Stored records
┌──

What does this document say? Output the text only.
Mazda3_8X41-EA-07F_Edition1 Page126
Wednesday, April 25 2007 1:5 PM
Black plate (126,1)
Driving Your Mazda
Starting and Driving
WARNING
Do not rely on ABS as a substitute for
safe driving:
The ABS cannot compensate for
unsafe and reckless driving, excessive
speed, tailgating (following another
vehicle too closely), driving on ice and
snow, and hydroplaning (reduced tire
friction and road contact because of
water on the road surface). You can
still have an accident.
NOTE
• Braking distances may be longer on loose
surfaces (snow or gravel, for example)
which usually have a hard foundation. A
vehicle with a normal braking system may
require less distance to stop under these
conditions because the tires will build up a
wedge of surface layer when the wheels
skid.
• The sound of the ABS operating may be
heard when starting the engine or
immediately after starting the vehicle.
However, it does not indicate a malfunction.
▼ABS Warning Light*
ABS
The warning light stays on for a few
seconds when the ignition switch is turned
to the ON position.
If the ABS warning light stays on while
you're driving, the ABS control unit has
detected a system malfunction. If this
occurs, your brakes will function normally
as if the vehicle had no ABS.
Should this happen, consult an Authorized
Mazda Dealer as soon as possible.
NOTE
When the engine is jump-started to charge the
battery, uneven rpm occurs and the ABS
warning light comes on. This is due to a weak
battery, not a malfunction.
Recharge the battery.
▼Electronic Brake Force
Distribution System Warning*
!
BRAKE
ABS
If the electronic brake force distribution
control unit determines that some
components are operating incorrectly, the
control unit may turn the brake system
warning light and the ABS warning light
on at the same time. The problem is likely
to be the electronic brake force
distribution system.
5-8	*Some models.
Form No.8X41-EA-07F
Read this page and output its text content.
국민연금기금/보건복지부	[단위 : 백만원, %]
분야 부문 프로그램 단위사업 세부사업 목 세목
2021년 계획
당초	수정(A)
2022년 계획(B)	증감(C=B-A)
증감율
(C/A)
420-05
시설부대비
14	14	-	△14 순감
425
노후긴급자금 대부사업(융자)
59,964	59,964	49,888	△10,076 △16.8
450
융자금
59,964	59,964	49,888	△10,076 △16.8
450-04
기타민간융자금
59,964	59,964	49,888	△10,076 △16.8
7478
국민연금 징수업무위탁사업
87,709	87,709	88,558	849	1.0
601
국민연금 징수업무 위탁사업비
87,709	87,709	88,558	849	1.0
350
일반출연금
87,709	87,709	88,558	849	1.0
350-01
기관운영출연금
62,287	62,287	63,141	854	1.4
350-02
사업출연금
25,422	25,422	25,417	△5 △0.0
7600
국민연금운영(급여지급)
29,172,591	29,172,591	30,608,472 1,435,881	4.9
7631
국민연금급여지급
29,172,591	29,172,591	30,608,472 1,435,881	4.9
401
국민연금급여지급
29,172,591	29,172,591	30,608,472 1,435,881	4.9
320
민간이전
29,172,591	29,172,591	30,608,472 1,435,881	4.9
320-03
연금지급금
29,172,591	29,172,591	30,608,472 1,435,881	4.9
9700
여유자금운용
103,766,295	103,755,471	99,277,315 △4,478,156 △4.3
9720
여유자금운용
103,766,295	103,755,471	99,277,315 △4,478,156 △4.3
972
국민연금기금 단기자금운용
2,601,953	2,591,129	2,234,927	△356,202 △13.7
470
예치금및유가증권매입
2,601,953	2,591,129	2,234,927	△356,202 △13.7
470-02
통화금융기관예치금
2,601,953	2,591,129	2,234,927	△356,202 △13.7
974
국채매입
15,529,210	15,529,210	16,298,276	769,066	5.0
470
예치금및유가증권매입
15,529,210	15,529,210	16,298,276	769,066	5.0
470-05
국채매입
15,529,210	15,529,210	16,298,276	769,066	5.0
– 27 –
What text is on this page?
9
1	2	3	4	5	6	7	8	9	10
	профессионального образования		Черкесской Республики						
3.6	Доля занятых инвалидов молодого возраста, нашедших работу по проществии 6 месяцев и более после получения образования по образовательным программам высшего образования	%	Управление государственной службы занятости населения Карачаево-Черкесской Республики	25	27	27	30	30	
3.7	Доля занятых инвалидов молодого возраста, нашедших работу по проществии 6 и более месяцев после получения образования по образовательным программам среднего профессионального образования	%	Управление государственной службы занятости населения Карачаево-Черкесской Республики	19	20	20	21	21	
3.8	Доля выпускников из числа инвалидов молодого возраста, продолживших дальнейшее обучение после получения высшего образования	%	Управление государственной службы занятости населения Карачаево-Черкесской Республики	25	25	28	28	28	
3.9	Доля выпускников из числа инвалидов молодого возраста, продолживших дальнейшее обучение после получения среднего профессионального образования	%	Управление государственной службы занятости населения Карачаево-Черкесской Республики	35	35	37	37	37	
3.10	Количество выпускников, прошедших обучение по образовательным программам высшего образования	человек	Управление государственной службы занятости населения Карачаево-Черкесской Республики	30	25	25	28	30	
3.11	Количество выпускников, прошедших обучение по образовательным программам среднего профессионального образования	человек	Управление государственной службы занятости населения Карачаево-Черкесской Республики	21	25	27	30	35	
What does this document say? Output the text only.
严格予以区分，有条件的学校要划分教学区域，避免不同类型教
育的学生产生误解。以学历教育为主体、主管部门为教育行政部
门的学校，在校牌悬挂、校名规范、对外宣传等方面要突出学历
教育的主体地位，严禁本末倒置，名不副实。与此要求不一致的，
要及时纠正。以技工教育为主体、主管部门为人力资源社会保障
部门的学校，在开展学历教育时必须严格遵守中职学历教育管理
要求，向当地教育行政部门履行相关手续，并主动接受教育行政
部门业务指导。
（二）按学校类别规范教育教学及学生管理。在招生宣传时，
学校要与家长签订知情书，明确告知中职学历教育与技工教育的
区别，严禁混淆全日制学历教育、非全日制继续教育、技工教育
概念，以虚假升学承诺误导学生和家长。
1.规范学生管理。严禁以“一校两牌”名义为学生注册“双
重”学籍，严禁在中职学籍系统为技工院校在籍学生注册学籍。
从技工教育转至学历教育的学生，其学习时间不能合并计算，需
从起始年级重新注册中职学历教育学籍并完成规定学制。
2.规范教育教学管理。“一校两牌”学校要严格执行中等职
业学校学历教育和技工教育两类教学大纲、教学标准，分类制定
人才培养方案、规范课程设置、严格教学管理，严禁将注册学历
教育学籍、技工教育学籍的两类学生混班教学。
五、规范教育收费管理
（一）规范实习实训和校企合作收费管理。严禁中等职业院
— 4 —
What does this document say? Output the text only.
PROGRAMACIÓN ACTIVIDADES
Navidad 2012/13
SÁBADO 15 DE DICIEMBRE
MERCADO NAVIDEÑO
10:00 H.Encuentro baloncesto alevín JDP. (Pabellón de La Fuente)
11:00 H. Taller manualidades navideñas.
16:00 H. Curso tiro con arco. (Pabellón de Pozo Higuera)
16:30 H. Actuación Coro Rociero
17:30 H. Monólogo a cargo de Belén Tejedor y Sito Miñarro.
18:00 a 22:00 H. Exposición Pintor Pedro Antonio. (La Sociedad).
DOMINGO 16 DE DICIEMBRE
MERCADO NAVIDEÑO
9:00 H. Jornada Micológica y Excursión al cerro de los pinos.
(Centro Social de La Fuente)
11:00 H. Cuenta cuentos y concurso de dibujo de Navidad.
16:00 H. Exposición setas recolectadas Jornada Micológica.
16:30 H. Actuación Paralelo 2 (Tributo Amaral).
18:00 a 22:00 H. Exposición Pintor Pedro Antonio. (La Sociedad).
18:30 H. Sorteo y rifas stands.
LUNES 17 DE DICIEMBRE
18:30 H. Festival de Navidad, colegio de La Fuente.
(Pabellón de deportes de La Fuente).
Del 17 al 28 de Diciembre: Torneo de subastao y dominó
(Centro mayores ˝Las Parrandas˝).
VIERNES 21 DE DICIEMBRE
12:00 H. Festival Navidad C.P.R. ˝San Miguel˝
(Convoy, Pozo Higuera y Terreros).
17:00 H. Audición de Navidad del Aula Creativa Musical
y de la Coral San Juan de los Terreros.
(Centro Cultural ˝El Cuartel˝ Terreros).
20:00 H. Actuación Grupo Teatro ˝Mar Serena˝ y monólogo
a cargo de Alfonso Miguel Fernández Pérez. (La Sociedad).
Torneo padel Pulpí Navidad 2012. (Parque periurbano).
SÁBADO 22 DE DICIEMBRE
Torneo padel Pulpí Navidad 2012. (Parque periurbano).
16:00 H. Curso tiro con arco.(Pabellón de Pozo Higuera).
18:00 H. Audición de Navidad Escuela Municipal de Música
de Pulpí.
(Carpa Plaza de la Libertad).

└──

For each line of the listing that holds the word "tiro", show that line.

- _THE ANSWER_:
16:00 H. Curso tiro con arco. (Pabellón de Pozo Higuera)
16:00 H. Curso tiro con arco.(Pabellón de Pozo Higuera).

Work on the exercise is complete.